── Given information ──
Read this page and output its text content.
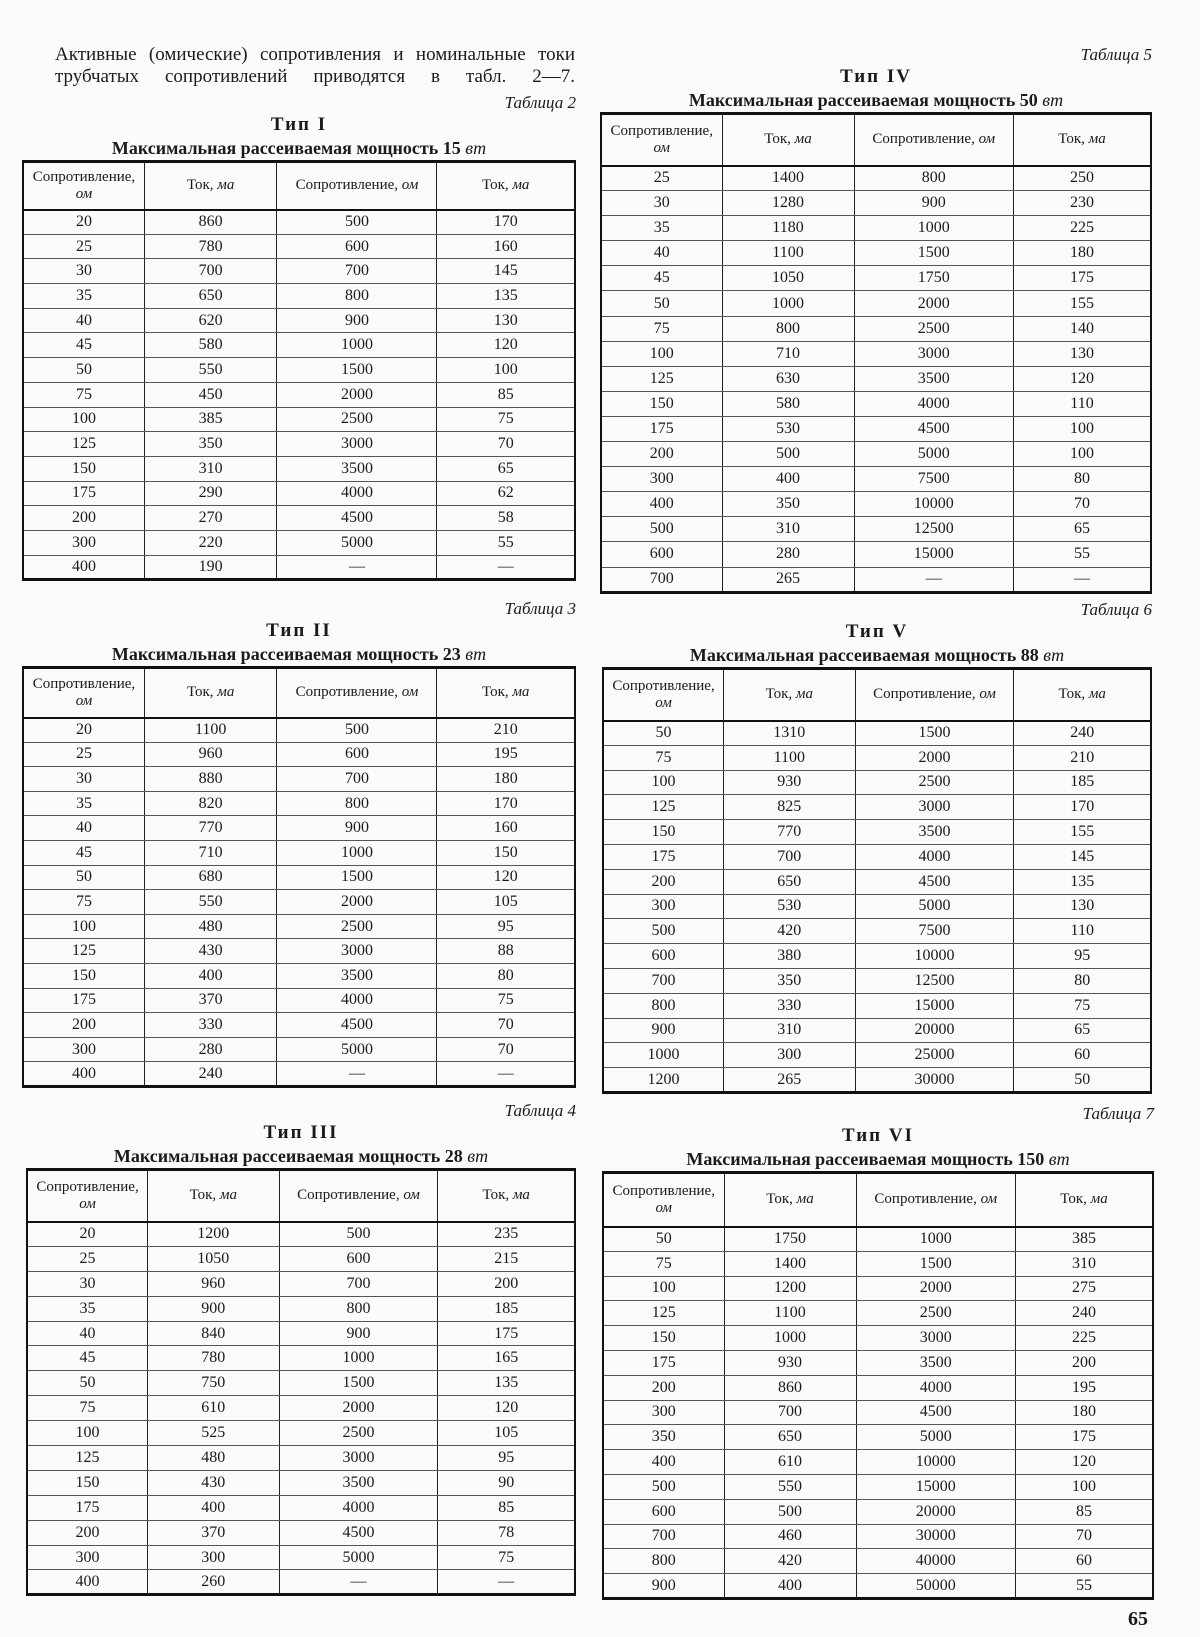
Активные (омические) сопротивления и номинальные токи трубчатых сопротивлений приводятся в табл. 2—7.
Таблица 2
Тип I
Максимальная рассеиваемая мощность 15 вт
Сопротивление, ом	Ток, ма	Сопротивление, ом	Ток, ма
20	860	500	170
25	780	600	160
30	700	700	145
35	650	800	135
40	620	900	130
45	580	1000	120
50	550	1500	100
75	450	2000	85
100	385	2500	75
125	350	3000	70
150	310	3500	65
175	290	4000	62
200	270	4500	58
300	220	5000	55
400	190	—	—
Таблица 3
Тип II
Максимальная рассеиваемая мощность 23 вт
Сопротивление, ом	Ток, ма	Сопротивление, ом	Ток, ма
20	1100	500	210
25	960	600	195
30	880	700	180
35	820	800	170
40	770	900	160
45	710	1000	150
50	680	1500	120
75	550	2000	105
100	480	2500	95
125	430	3000	88
150	400	3500	80
175	370	4000	75
200	330	4500	70
300	280	5000	70
400	240	—	—
Таблица 4
Тип III
Максимальная рассеиваемая мощность 28 вт
Сопротивление, ом	Ток, ма	Сопротивление, ом	Ток, ма
20	1200	500	235
25	1050	600	215
30	960	700	200
35	900	800	185
40	840	900	175
45	780	1000	165
50	750	1500	135
75	610	2000	120
100	525	2500	105
125	480	3000	95
150	430	3500	90
175	400	4000	85
200	370	4500	78
300	300	5000	75
400	260	—	—
Таблица 5
Тип IV
Максимальная рассеиваемая мощность 50 вт
Сопротивление, ом	Ток, ма	Сопротивление, ом	Ток, ма
25	1400	800	250
30	1280	900	230
35	1180	1000	225
40	1100	1500	180
45	1050	1750	175
50	1000	2000	155
75	800	2500	140
100	710	3000	130
125	630	3500	120
150	580	4000	110
175	530	4500	100
200	500	5000	100
300	400	7500	80
400	350	10000	70
500	310	12500	65
600	280	15000	55
700	265	—	—
Таблица 6
Тип V
Максимальная рассеиваемая мощность 88 вт
Сопротивление, ом	Ток, ма	Сопротивление, ом	Ток, ма
50	1310	1500	240
75	1100	2000	210
100	930	2500	185
125	825	3000	170
150	770	3500	155
175	700	4000	145
200	650	4500	135
300	530	5000	130
500	420	7500	110
600	380	10000	95
700	350	12500	80
800	330	15000	75
900	310	20000	65
1000	300	25000	60
1200	265	30000	50
Таблица 7
Тип VI
Максимальная рассеиваемая мощность 150 вт
Сопротивление, ом	Ток, ма	Сопротивление, ом	Ток, ма
50	1750	1000	385
75	1400	1500	310
100	1200	2000	275
125	1100	2500	240
150	1000	3000	225
175	930	3500	200
200	860	4000	195
300	700	4500	180
350	650	5000	175
400	610	10000	120
500	550	15000	100
600	500	20000	85
700	460	30000	70
800	420	40000	60
900	400	50000	55
65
───
Exercise:
Do not copy the pictures, but repeat every line exactly.

Finished task:
Read this page and output its text content.
Активные (омические) сопротивления и номинальные токи трубчатых сопротивлений приводятся в табл. 2—7.
Таблица 2
Тип I
Максимальная рассеиваемая мощность 15 вт
Сопротивление, ом	Ток, ма	Сопротивление, ом	Ток, ма
20	860	500	170
25	780	600	160
30	700	700	145
35	650	800	135
40	620	900	130
45	580	1000	120
50	550	1500	100
75	450	2000	85
100	385	2500	75
125	350	3000	70
150	310	3500	65
175	290	4000	62
200	270	4500	58
300	220	5000	55
400	190	—	—
Таблица 3
Тип II
Максимальная рассеиваемая мощность 23 вт
Сопротивление, ом	Ток, ма	Сопротивление, ом	Ток, ма
20	1100	500	210
25	960	600	195
30	880	700	180
35	820	800	170
40	770	900	160
45	710	1000	150
50	680	1500	120
75	550	2000	105
100	480	2500	95
125	430	3000	88
150	400	3500	80
175	370	4000	75
200	330	4500	70
300	280	5000	70
400	240	—	—
Таблица 4
Тип III
Максимальная рассеиваемая мощность 28 вт
Сопротивление, ом	Ток, ма	Сопротивление, ом	Ток, ма
20	1200	500	235
25	1050	600	215
30	960	700	200
35	900	800	185
40	840	900	175
45	780	1000	165
50	750	1500	135
75	610	2000	120
100	525	2500	105
125	480	3000	95
150	430	3500	90
175	400	4000	85
200	370	4500	78
300	300	5000	75
400	260	—	—
Таблица 5
Тип IV
Максимальная рассеиваемая мощность 50 вт
Сопротивление, ом	Ток, ма	Сопротивление, ом	Ток, ма
25	1400	800	250
30	1280	900	230
35	1180	1000	225
40	1100	1500	180
45	1050	1750	175
50	1000	2000	155
75	800	2500	140
100	710	3000	130
125	630	3500	120
150	580	4000	110
175	530	4500	100
200	500	5000	100
300	400	7500	80
400	350	10000	70
500	310	12500	65
600	280	15000	55
700	265	—	—
Таблица 6
Тип V
Максимальная рассеиваемая мощность 88 вт
Сопротивление, ом	Ток, ма	Сопротивление, ом	Ток, ма
50	1310	1500	240
75	1100	2000	210
100	930	2500	185
125	825	3000	170
150	770	3500	155
175	700	4000	145
200	650	4500	135
300	530	5000	130
500	420	7500	110
600	380	10000	95
700	350	12500	80
800	330	15000	75
900	310	20000	65
1000	300	25000	60
1200	265	30000	50
Таблица 7
Тип VI
Максимальная рассеиваемая мощность 150 вт
Сопротивление, ом	Ток, ма	Сопротивление, ом	Ток, ма
50	1750	1000	385
75	1400	1500	310
100	1200	2000	275
125	1100	2500	240
150	1000	3000	225
175	930	3500	200
200	860	4000	195
300	700	4500	180
350	650	5000	175
400	610	10000	120
500	550	15000	100
600	500	20000	85
700	460	30000	70
800	420	40000	60
900	400	50000	55
65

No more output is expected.